• [MATERIAL PROVIDED]:
--- START ---

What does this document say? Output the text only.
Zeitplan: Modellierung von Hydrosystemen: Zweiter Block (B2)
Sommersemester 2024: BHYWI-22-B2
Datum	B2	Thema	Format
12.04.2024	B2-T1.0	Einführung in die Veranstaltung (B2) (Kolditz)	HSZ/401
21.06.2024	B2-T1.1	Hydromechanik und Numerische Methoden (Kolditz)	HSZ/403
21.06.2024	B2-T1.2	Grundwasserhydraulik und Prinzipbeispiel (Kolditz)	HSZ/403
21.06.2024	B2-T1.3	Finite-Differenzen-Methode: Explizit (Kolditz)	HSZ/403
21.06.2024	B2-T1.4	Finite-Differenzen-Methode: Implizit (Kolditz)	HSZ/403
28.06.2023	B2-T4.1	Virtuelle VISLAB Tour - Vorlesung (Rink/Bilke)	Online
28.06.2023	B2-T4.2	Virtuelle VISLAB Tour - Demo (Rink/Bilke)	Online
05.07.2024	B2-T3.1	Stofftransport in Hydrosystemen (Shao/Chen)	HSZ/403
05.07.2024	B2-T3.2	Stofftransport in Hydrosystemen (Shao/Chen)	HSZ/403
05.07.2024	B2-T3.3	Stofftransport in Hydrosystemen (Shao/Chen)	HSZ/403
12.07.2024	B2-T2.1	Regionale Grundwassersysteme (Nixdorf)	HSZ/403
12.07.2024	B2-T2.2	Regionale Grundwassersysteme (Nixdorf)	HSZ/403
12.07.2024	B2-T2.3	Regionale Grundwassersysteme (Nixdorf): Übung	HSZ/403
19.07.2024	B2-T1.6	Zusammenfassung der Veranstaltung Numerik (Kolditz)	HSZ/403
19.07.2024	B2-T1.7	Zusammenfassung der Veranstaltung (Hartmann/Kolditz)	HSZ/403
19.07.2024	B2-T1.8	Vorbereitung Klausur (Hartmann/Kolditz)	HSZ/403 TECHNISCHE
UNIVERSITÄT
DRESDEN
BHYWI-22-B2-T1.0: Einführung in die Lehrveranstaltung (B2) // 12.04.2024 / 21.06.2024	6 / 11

--- END ---

• [WRITTEN INSTRUCTION]:
Set down the listing above in full, please, exactly as it appears.

• [SOLVED EXERCISE]:
What does this document say? Output the text only.
Zeitplan: Modellierung von Hydrosystemen: Zweiter Block (B2)
Sommersemester 2024: BHYWI-22-B2
Datum	B2	Thema	Format
12.04.2024	B2-T1.0	Einführung in die Veranstaltung (B2) (Kolditz)	HSZ/401
21.06.2024	B2-T1.1	Hydromechanik und Numerische Methoden (Kolditz)	HSZ/403
21.06.2024	B2-T1.2	Grundwasserhydraulik und Prinzipbeispiel (Kolditz)	HSZ/403
21.06.2024	B2-T1.3	Finite-Differenzen-Methode: Explizit (Kolditz)	HSZ/403
21.06.2024	B2-T1.4	Finite-Differenzen-Methode: Implizit (Kolditz)	HSZ/403
28.06.2023	B2-T4.1	Virtuelle VISLAB Tour - Vorlesung (Rink/Bilke)	Online
28.06.2023	B2-T4.2	Virtuelle VISLAB Tour - Demo (Rink/Bilke)	Online
05.07.2024	B2-T3.1	Stofftransport in Hydrosystemen (Shao/Chen)	HSZ/403
05.07.2024	B2-T3.2	Stofftransport in Hydrosystemen (Shao/Chen)	HSZ/403
05.07.2024	B2-T3.3	Stofftransport in Hydrosystemen (Shao/Chen)	HSZ/403
12.07.2024	B2-T2.1	Regionale Grundwassersysteme (Nixdorf)	HSZ/403
12.07.2024	B2-T2.2	Regionale Grundwassersysteme (Nixdorf)	HSZ/403
12.07.2024	B2-T2.3	Regionale Grundwassersysteme (Nixdorf): Übung	HSZ/403
19.07.2024	B2-T1.6	Zusammenfassung der Veranstaltung Numerik (Kolditz)	HSZ/403
19.07.2024	B2-T1.7	Zusammenfassung der Veranstaltung (Hartmann/Kolditz)	HSZ/403
19.07.2024	B2-T1.8	Vorbereitung Klausur (Hartmann/Kolditz)	HSZ/403 TECHNISCHE
UNIVERSITÄT
DRESDEN
BHYWI-22-B2-T1.0: Einführung in die Lehrveranstaltung (B2) // 12.04.2024 / 21.06.2024	6 / 11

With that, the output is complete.